- [Instructions for the task]
In the listing, from the line containing "Give me the" through the line containing "data-label: 133.4 [483,200,534,223]", rename "x-tick-label" to "category-label" and leave everything else untouched. Leave the pictures out of your answer.

- [Data supplied]
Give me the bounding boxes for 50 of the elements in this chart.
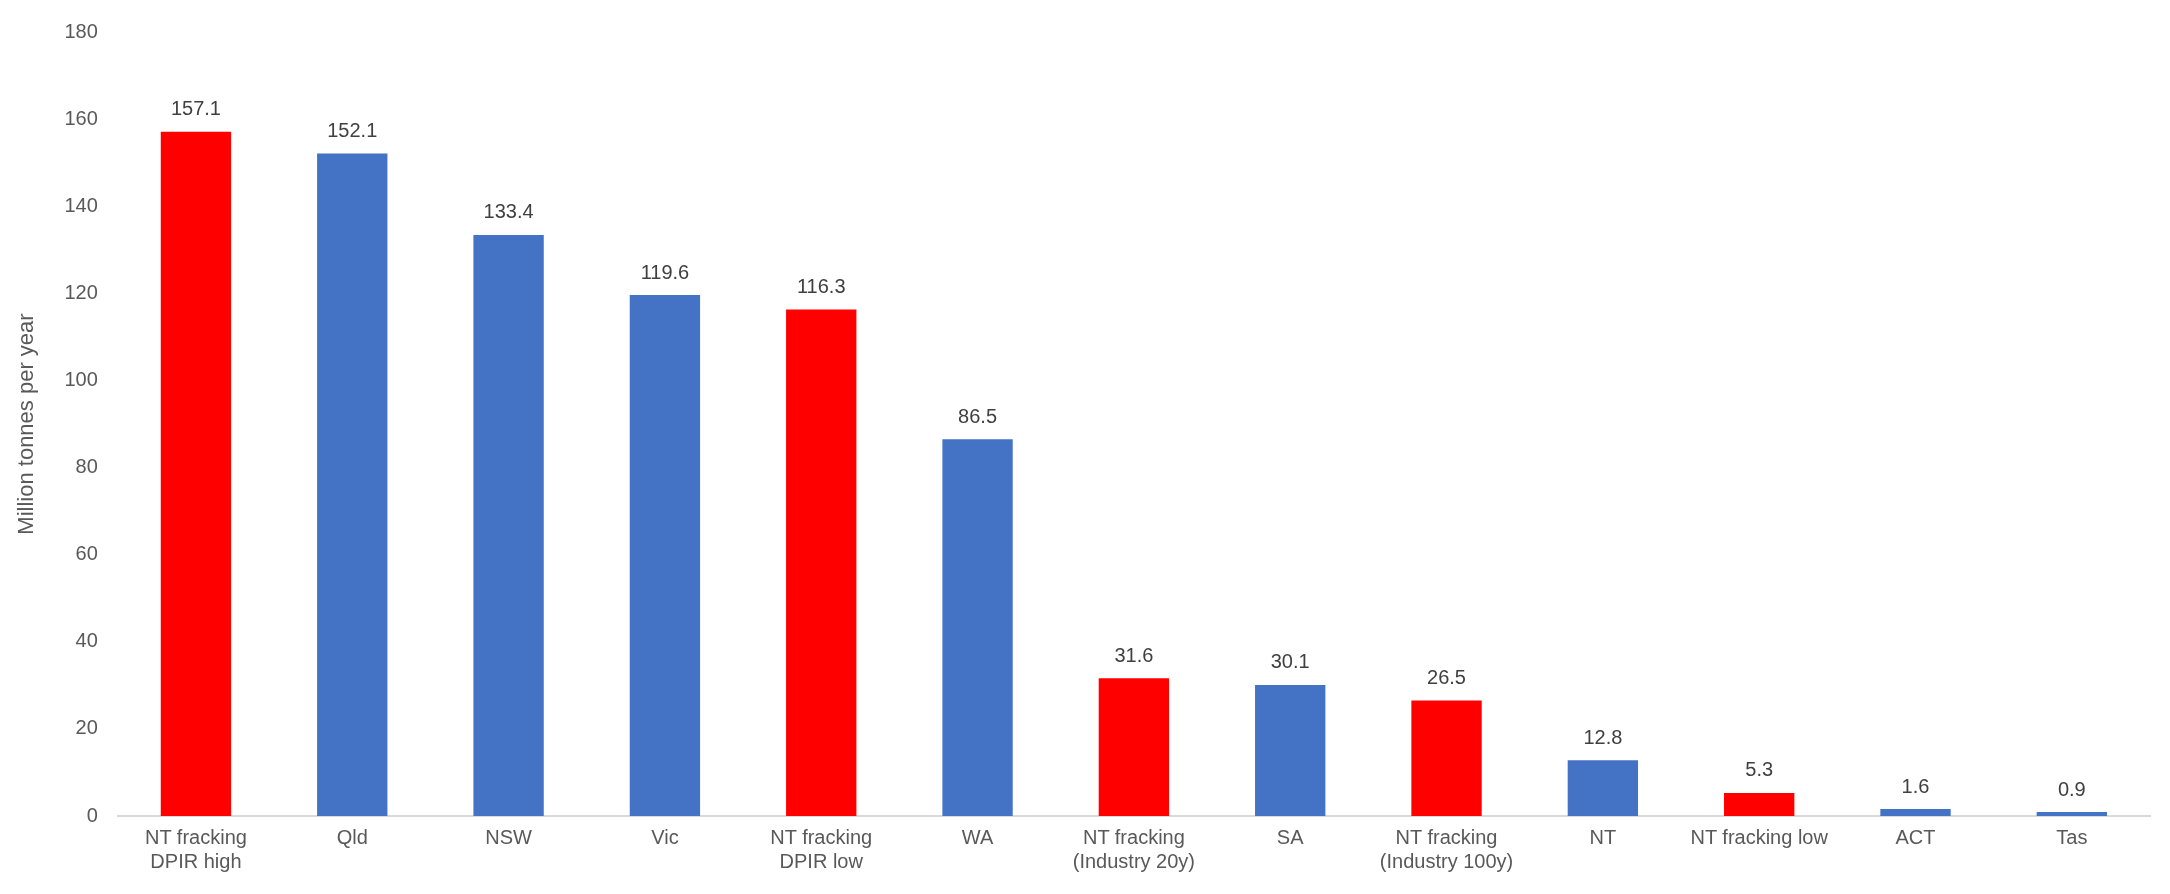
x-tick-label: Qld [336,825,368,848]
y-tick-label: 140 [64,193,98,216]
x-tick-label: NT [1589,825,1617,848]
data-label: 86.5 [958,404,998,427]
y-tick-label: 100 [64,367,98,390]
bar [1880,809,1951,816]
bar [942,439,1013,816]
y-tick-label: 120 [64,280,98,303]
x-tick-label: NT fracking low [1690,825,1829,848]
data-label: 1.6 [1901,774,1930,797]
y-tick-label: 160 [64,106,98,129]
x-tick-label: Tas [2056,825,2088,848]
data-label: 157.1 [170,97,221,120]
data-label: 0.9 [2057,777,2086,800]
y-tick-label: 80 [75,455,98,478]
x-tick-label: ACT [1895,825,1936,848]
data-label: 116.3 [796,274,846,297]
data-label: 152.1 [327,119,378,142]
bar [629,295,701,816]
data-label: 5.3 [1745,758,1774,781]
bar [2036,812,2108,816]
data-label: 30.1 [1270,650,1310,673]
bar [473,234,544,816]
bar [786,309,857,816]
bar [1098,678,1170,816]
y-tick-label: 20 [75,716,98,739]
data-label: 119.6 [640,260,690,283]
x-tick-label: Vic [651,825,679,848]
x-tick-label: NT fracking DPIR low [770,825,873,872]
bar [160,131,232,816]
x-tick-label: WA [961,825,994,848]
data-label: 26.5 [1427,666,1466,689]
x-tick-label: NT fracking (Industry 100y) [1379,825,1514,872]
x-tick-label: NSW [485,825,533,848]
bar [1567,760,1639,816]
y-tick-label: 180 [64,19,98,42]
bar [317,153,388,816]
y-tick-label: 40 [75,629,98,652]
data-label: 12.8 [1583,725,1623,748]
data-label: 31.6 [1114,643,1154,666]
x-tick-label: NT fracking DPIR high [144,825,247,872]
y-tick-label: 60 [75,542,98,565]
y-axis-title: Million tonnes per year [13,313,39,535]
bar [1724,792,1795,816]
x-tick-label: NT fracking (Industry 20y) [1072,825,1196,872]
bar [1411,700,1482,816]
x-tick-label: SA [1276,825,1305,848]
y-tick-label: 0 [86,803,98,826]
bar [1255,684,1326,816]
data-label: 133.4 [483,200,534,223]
==
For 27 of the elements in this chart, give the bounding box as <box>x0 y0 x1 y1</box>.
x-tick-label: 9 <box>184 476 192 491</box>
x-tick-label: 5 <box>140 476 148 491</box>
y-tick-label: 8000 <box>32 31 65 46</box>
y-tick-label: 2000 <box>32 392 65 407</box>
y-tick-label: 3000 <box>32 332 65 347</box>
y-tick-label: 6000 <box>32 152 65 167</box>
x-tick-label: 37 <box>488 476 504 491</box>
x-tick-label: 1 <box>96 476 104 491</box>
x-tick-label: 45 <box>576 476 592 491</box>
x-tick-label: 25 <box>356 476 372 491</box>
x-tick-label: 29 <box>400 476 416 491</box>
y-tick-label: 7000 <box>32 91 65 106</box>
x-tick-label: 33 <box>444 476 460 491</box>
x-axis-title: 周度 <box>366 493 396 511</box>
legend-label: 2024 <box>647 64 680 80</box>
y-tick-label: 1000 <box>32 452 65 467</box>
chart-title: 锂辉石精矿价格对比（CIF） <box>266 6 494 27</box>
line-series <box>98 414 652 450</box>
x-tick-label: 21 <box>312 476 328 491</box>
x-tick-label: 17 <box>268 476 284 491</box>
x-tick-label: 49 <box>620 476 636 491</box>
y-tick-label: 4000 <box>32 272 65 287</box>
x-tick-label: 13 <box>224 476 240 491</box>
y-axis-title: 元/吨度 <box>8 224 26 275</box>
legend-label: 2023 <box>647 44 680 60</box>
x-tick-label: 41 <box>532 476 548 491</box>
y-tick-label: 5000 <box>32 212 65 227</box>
==
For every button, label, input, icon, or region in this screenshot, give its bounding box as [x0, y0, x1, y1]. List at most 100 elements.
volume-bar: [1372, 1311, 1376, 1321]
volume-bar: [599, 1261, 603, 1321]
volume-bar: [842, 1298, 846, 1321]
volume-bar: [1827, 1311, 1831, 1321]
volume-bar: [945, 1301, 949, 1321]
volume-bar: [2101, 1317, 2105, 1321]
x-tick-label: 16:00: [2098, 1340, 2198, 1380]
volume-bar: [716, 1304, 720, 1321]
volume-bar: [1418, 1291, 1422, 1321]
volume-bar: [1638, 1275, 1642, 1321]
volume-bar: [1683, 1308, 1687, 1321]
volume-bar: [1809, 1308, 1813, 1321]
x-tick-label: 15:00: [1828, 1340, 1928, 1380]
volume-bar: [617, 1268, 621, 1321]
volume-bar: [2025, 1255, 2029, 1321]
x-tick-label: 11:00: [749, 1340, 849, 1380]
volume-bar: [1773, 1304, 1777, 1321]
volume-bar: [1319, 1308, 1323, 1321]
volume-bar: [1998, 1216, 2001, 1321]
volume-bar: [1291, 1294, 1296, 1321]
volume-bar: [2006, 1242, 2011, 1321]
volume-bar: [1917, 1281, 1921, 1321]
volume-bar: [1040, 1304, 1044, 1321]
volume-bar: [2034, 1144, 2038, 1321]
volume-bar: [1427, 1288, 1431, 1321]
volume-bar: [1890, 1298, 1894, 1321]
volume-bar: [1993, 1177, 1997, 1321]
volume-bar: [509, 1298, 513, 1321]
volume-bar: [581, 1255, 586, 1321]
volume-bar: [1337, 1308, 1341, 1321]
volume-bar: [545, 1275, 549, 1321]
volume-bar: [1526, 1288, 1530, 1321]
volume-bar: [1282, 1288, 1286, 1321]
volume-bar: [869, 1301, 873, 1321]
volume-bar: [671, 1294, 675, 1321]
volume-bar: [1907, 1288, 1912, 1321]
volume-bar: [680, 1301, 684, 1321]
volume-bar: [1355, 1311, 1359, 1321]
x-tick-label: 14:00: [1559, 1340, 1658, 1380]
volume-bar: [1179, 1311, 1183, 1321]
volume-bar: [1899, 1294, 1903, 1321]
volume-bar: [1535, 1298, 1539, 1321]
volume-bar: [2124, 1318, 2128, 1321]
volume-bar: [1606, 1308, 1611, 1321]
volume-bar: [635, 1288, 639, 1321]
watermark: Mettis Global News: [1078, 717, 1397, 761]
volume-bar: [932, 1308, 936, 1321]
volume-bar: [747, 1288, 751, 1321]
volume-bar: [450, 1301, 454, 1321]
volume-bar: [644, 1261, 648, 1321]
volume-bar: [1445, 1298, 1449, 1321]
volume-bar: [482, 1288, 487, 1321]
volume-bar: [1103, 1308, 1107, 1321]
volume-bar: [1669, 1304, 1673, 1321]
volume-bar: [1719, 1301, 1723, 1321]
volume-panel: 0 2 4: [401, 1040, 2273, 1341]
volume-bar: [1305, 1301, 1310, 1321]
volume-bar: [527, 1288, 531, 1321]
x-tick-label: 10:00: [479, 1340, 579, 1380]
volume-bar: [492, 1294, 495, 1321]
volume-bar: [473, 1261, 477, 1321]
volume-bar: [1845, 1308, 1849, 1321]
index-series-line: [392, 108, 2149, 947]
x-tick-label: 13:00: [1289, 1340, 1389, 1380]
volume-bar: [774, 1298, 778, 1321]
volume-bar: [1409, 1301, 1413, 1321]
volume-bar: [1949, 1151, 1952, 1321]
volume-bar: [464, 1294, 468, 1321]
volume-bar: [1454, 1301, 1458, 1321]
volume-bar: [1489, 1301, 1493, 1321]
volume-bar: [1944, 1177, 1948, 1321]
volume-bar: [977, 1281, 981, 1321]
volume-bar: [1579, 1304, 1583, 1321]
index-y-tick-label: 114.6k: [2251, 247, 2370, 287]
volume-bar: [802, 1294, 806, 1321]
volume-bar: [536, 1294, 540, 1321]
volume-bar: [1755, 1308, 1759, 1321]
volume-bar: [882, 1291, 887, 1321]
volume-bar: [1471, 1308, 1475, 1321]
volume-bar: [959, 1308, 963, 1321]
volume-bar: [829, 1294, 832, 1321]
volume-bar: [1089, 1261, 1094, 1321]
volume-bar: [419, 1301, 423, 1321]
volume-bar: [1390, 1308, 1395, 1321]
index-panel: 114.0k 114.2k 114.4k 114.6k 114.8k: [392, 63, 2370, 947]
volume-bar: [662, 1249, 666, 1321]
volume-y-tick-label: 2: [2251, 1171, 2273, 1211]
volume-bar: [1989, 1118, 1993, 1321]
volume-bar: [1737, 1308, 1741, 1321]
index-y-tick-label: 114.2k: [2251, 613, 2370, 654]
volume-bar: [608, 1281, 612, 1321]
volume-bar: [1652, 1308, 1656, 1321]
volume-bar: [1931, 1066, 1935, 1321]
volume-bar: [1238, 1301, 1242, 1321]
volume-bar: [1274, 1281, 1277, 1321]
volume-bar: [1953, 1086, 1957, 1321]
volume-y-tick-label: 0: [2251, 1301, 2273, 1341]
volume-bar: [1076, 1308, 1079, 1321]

- [The answer]
Give me the bounding boxes for 50 of the elements in this chart.
category-label: Qld [336,825,368,848]
y-tick-label: 140 [64,193,98,216]
category-label: NT [1589,825,1617,848]
data-label: 86.5 [958,404,998,427]
y-tick-label: 100 [64,367,98,390]
bar [1880,809,1951,816]
bar [942,439,1013,816]
y-tick-label: 120 [64,280,98,303]
category-label: NT fracking low [1690,825,1829,848]
data-label: 1.6 [1901,774,1930,797]
y-tick-label: 160 [64,106,98,129]
category-label: Tas [2056,825,2088,848]
data-label: 157.1 [170,97,221,120]
data-label: 0.9 [2057,777,2086,800]
y-tick-label: 80 [75,455,98,478]
category-label: ACT [1895,825,1936,848]
data-label: 116.3 [796,274,846,297]
data-label: 152.1 [327,119,378,142]
bar [629,295,701,816]
data-label: 5.3 [1745,758,1774,781]
bar [2036,812,2108,816]
data-label: 30.1 [1270,650,1310,673]
bar [473,234,544,816]
bar [786,309,857,816]
bar [1098,678,1170,816]
y-tick-label: 20 [75,716,98,739]
data-label: 119.6 [640,260,690,283]
category-label: Vic [651,825,679,848]
category-label: NT fracking DPIR low [770,825,873,872]
bar [160,131,232,816]
category-label: WA [961,825,994,848]
data-label: 26.5 [1427,666,1466,689]
category-label: NT fracking (Industry 100y) [1379,825,1514,872]
category-label: NSW [485,825,533,848]
bar [1567,760,1639,816]
y-tick-label: 180 [64,19,98,42]
bar [317,153,388,816]
y-tick-label: 40 [75,629,98,652]
data-label: 12.8 [1583,725,1623,748]
data-label: 31.6 [1114,643,1154,666]
category-label: NT fracking DPIR high [144,825,247,872]
y-tick-label: 60 [75,542,98,565]
y-axis-title: Million tonnes per year [13,313,39,535]
bar [1724,792,1795,816]
category-label: NT fracking (Industry 20y) [1072,825,1196,872]
bar [1411,700,1482,816]
category-label: SA [1276,825,1305,848]
y-tick-label: 0 [86,803,98,826]
bar [1255,684,1326,816]
data-label: 133.4 [483,200,534,223]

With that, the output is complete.